# Given instruction
Repeat each entry word for word. Leave any images out of the copy.

(Stored data)
────────────────────

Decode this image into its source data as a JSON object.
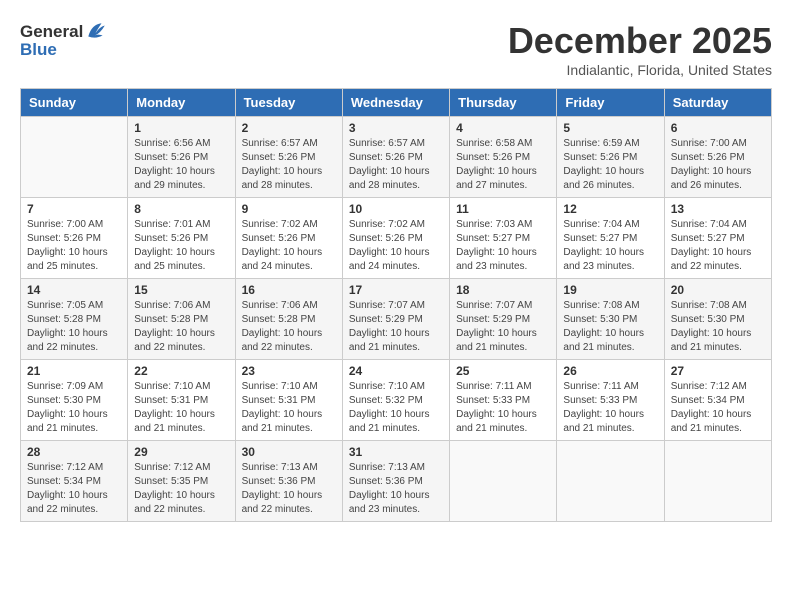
{
  "header": {
    "logo_line1": "General",
    "logo_line2": "Blue",
    "month": "December 2025",
    "location": "Indialantic, Florida, United States"
  },
  "weekdays": [
    "Sunday",
    "Monday",
    "Tuesday",
    "Wednesday",
    "Thursday",
    "Friday",
    "Saturday"
  ],
  "weeks": [
    [
      {
        "day": "",
        "info": ""
      },
      {
        "day": "1",
        "info": "Sunrise: 6:56 AM\nSunset: 5:26 PM\nDaylight: 10 hours\nand 29 minutes."
      },
      {
        "day": "2",
        "info": "Sunrise: 6:57 AM\nSunset: 5:26 PM\nDaylight: 10 hours\nand 28 minutes."
      },
      {
        "day": "3",
        "info": "Sunrise: 6:57 AM\nSunset: 5:26 PM\nDaylight: 10 hours\nand 28 minutes."
      },
      {
        "day": "4",
        "info": "Sunrise: 6:58 AM\nSunset: 5:26 PM\nDaylight: 10 hours\nand 27 minutes."
      },
      {
        "day": "5",
        "info": "Sunrise: 6:59 AM\nSunset: 5:26 PM\nDaylight: 10 hours\nand 26 minutes."
      },
      {
        "day": "6",
        "info": "Sunrise: 7:00 AM\nSunset: 5:26 PM\nDaylight: 10 hours\nand 26 minutes."
      }
    ],
    [
      {
        "day": "7",
        "info": "Sunrise: 7:00 AM\nSunset: 5:26 PM\nDaylight: 10 hours\nand 25 minutes."
      },
      {
        "day": "8",
        "info": "Sunrise: 7:01 AM\nSunset: 5:26 PM\nDaylight: 10 hours\nand 25 minutes."
      },
      {
        "day": "9",
        "info": "Sunrise: 7:02 AM\nSunset: 5:26 PM\nDaylight: 10 hours\nand 24 minutes."
      },
      {
        "day": "10",
        "info": "Sunrise: 7:02 AM\nSunset: 5:26 PM\nDaylight: 10 hours\nand 24 minutes."
      },
      {
        "day": "11",
        "info": "Sunrise: 7:03 AM\nSunset: 5:27 PM\nDaylight: 10 hours\nand 23 minutes."
      },
      {
        "day": "12",
        "info": "Sunrise: 7:04 AM\nSunset: 5:27 PM\nDaylight: 10 hours\nand 23 minutes."
      },
      {
        "day": "13",
        "info": "Sunrise: 7:04 AM\nSunset: 5:27 PM\nDaylight: 10 hours\nand 22 minutes."
      }
    ],
    [
      {
        "day": "14",
        "info": "Sunrise: 7:05 AM\nSunset: 5:28 PM\nDaylight: 10 hours\nand 22 minutes."
      },
      {
        "day": "15",
        "info": "Sunrise: 7:06 AM\nSunset: 5:28 PM\nDaylight: 10 hours\nand 22 minutes."
      },
      {
        "day": "16",
        "info": "Sunrise: 7:06 AM\nSunset: 5:28 PM\nDaylight: 10 hours\nand 22 minutes."
      },
      {
        "day": "17",
        "info": "Sunrise: 7:07 AM\nSunset: 5:29 PM\nDaylight: 10 hours\nand 21 minutes."
      },
      {
        "day": "18",
        "info": "Sunrise: 7:07 AM\nSunset: 5:29 PM\nDaylight: 10 hours\nand 21 minutes."
      },
      {
        "day": "19",
        "info": "Sunrise: 7:08 AM\nSunset: 5:30 PM\nDaylight: 10 hours\nand 21 minutes."
      },
      {
        "day": "20",
        "info": "Sunrise: 7:08 AM\nSunset: 5:30 PM\nDaylight: 10 hours\nand 21 minutes."
      }
    ],
    [
      {
        "day": "21",
        "info": "Sunrise: 7:09 AM\nSunset: 5:30 PM\nDaylight: 10 hours\nand 21 minutes."
      },
      {
        "day": "22",
        "info": "Sunrise: 7:10 AM\nSunset: 5:31 PM\nDaylight: 10 hours\nand 21 minutes."
      },
      {
        "day": "23",
        "info": "Sunrise: 7:10 AM\nSunset: 5:31 PM\nDaylight: 10 hours\nand 21 minutes."
      },
      {
        "day": "24",
        "info": "Sunrise: 7:10 AM\nSunset: 5:32 PM\nDaylight: 10 hours\nand 21 minutes."
      },
      {
        "day": "25",
        "info": "Sunrise: 7:11 AM\nSunset: 5:33 PM\nDaylight: 10 hours\nand 21 minutes."
      },
      {
        "day": "26",
        "info": "Sunrise: 7:11 AM\nSunset: 5:33 PM\nDaylight: 10 hours\nand 21 minutes."
      },
      {
        "day": "27",
        "info": "Sunrise: 7:12 AM\nSunset: 5:34 PM\nDaylight: 10 hours\nand 21 minutes."
      }
    ],
    [
      {
        "day": "28",
        "info": "Sunrise: 7:12 AM\nSunset: 5:34 PM\nDaylight: 10 hours\nand 22 minutes."
      },
      {
        "day": "29",
        "info": "Sunrise: 7:12 AM\nSunset: 5:35 PM\nDaylight: 10 hours\nand 22 minutes."
      },
      {
        "day": "30",
        "info": "Sunrise: 7:13 AM\nSunset: 5:36 PM\nDaylight: 10 hours\nand 22 minutes."
      },
      {
        "day": "31",
        "info": "Sunrise: 7:13 AM\nSunset: 5:36 PM\nDaylight: 10 hours\nand 23 minutes."
      },
      {
        "day": "",
        "info": ""
      },
      {
        "day": "",
        "info": ""
      },
      {
        "day": "",
        "info": ""
      }
    ]
  ]
}
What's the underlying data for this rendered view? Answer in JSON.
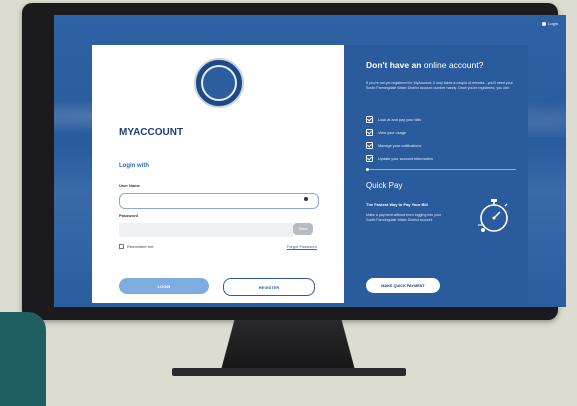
{
  "topbar": {
    "login_link": "Login"
  },
  "login": {
    "title": "MYACCOUNT",
    "subtitle": "Login with",
    "username_label": "User Name",
    "password_label": "Password",
    "show_label": "Show",
    "remember_label": "Remember me",
    "forgot_label": "Forgot Password",
    "login_button": "LOGIN",
    "register_button": "REGISTER"
  },
  "signup": {
    "title_bold": "Don't have an",
    "title_rest": "online account?",
    "description": "If you're not yet registered for MyAccount, it only takes a couple of minutes - you'll need your South Farmingdale Water District account number handy. Once you're registered, you can:",
    "features": [
      "Look at and pay your bills",
      "View your usage",
      "Manage your notifications",
      "Update your account information"
    ]
  },
  "quick_pay": {
    "title": "Quick Pay",
    "subtitle": "The Fastest Way to Pay Your Bill",
    "description": "Make a payment without even logging into your South Farmingdale Water District account",
    "button": "MAKE QUICK PAYMENT"
  },
  "colors": {
    "primary": "#2a5b9c",
    "login_button": "#7eaee0",
    "title": "#1e3e78"
  }
}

────────────────────

# Exercise response
Decode this image into its source data as a JSON object.
{
  "header": {
    "logo_line1": "General",
    "logo_line2": "Blue",
    "month": "December 2025",
    "location": "Indialantic, Florida, United States"
  },
  "weekdays": [
    "Sunday",
    "Monday",
    "Tuesday",
    "Wednesday",
    "Thursday",
    "Friday",
    "Saturday"
  ],
  "weeks": [
    [
      {
        "day": "",
        "info": ""
      },
      {
        "day": "1",
        "info": "Sunrise: 6:56 AM\nSunset: 5:26 PM\nDaylight: 10 hours\nand 29 minutes."
      },
      {
        "day": "2",
        "info": "Sunrise: 6:57 AM\nSunset: 5:26 PM\nDaylight: 10 hours\nand 28 minutes."
      },
      {
        "day": "3",
        "info": "Sunrise: 6:57 AM\nSunset: 5:26 PM\nDaylight: 10 hours\nand 28 minutes."
      },
      {
        "day": "4",
        "info": "Sunrise: 6:58 AM\nSunset: 5:26 PM\nDaylight: 10 hours\nand 27 minutes."
      },
      {
        "day": "5",
        "info": "Sunrise: 6:59 AM\nSunset: 5:26 PM\nDaylight: 10 hours\nand 26 minutes."
      },
      {
        "day": "6",
        "info": "Sunrise: 7:00 AM\nSunset: 5:26 PM\nDaylight: 10 hours\nand 26 minutes."
      }
    ],
    [
      {
        "day": "7",
        "info": "Sunrise: 7:00 AM\nSunset: 5:26 PM\nDaylight: 10 hours\nand 25 minutes."
      },
      {
        "day": "8",
        "info": "Sunrise: 7:01 AM\nSunset: 5:26 PM\nDaylight: 10 hours\nand 25 minutes."
      },
      {
        "day": "9",
        "info": "Sunrise: 7:02 AM\nSunset: 5:26 PM\nDaylight: 10 hours\nand 24 minutes."
      },
      {
        "day": "10",
        "info": "Sunrise: 7:02 AM\nSunset: 5:26 PM\nDaylight: 10 hours\nand 24 minutes."
      },
      {
        "day": "11",
        "info": "Sunrise: 7:03 AM\nSunset: 5:27 PM\nDaylight: 10 hours\nand 23 minutes."
      },
      {
        "day": "12",
        "info": "Sunrise: 7:04 AM\nSunset: 5:27 PM\nDaylight: 10 hours\nand 23 minutes."
      },
      {
        "day": "13",
        "info": "Sunrise: 7:04 AM\nSunset: 5:27 PM\nDaylight: 10 hours\nand 22 minutes."
      }
    ],
    [
      {
        "day": "14",
        "info": "Sunrise: 7:05 AM\nSunset: 5:28 PM\nDaylight: 10 hours\nand 22 minutes."
      },
      {
        "day": "15",
        "info": "Sunrise: 7:06 AM\nSunset: 5:28 PM\nDaylight: 10 hours\nand 22 minutes."
      },
      {
        "day": "16",
        "info": "Sunrise: 7:06 AM\nSunset: 5:28 PM\nDaylight: 10 hours\nand 22 minutes."
      },
      {
        "day": "17",
        "info": "Sunrise: 7:07 AM\nSunset: 5:29 PM\nDaylight: 10 hours\nand 21 minutes."
      },
      {
        "day": "18",
        "info": "Sunrise: 7:07 AM\nSunset: 5:29 PM\nDaylight: 10 hours\nand 21 minutes."
      },
      {
        "day": "19",
        "info": "Sunrise: 7:08 AM\nSunset: 5:30 PM\nDaylight: 10 hours\nand 21 minutes."
      },
      {
        "day": "20",
        "info": "Sunrise: 7:08 AM\nSunset: 5:30 PM\nDaylight: 10 hours\nand 21 minutes."
      }
    ],
    [
      {
        "day": "21",
        "info": "Sunrise: 7:09 AM\nSunset: 5:30 PM\nDaylight: 10 hours\nand 21 minutes."
      },
      {
        "day": "22",
        "info": "Sunrise: 7:10 AM\nSunset: 5:31 PM\nDaylight: 10 hours\nand 21 minutes."
      },
      {
        "day": "23",
        "info": "Sunrise: 7:10 AM\nSunset: 5:31 PM\nDaylight: 10 hours\nand 21 minutes."
      },
      {
        "day": "24",
        "info": "Sunrise: 7:10 AM\nSunset: 5:32 PM\nDaylight: 10 hours\nand 21 minutes."
      },
      {
        "day": "25",
        "info": "Sunrise: 7:11 AM\nSunset: 5:33 PM\nDaylight: 10 hours\nand 21 minutes."
      },
      {
        "day": "26",
        "info": "Sunrise: 7:11 AM\nSunset: 5:33 PM\nDaylight: 10 hours\nand 21 minutes."
      },
      {
        "day": "27",
        "info": "Sunrise: 7:12 AM\nSunset: 5:34 PM\nDaylight: 10 hours\nand 21 minutes."
      }
    ],
    [
      {
        "day": "28",
        "info": "Sunrise: 7:12 AM\nSunset: 5:34 PM\nDaylight: 10 hours\nand 22 minutes."
      },
      {
        "day": "29",
        "info": "Sunrise: 7:12 AM\nSunset: 5:35 PM\nDaylight: 10 hours\nand 22 minutes."
      },
      {
        "day": "30",
        "info": "Sunrise: 7:13 AM\nSunset: 5:36 PM\nDaylight: 10 hours\nand 22 minutes."
      },
      {
        "day": "31",
        "info": "Sunrise: 7:13 AM\nSunset: 5:36 PM\nDaylight: 10 hours\nand 23 minutes."
      },
      {
        "day": "",
        "info": ""
      },
      {
        "day": "",
        "info": ""
      },
      {
        "day": "",
        "info": ""
      }
    ]
  ]
}
What's the underlying data for this rendered view? Answer in JSON.
{
  "topbar": {
    "login_link": "Login"
  },
  "login": {
    "title": "MYACCOUNT",
    "subtitle": "Login with",
    "username_label": "User Name",
    "password_label": "Password",
    "show_label": "Show",
    "remember_label": "Remember me",
    "forgot_label": "Forgot Password",
    "login_button": "LOGIN",
    "register_button": "REGISTER"
  },
  "signup": {
    "title_bold": "Don't have an",
    "title_rest": "online account?",
    "description": "If you're not yet registered for MyAccount, it only takes a couple of minutes - you'll need your South Farmingdale Water District account number handy. Once you're registered, you can:",
    "features": [
      "Look at and pay your bills",
      "View your usage",
      "Manage your notifications",
      "Update your account information"
    ]
  },
  "quick_pay": {
    "title": "Quick Pay",
    "subtitle": "The Fastest Way to Pay Your Bill",
    "description": "Make a payment without even logging into your South Farmingdale Water District account",
    "button": "MAKE QUICK PAYMENT"
  },
  "colors": {
    "primary": "#2a5b9c",
    "login_button": "#7eaee0",
    "title": "#1e3e78"
  }
}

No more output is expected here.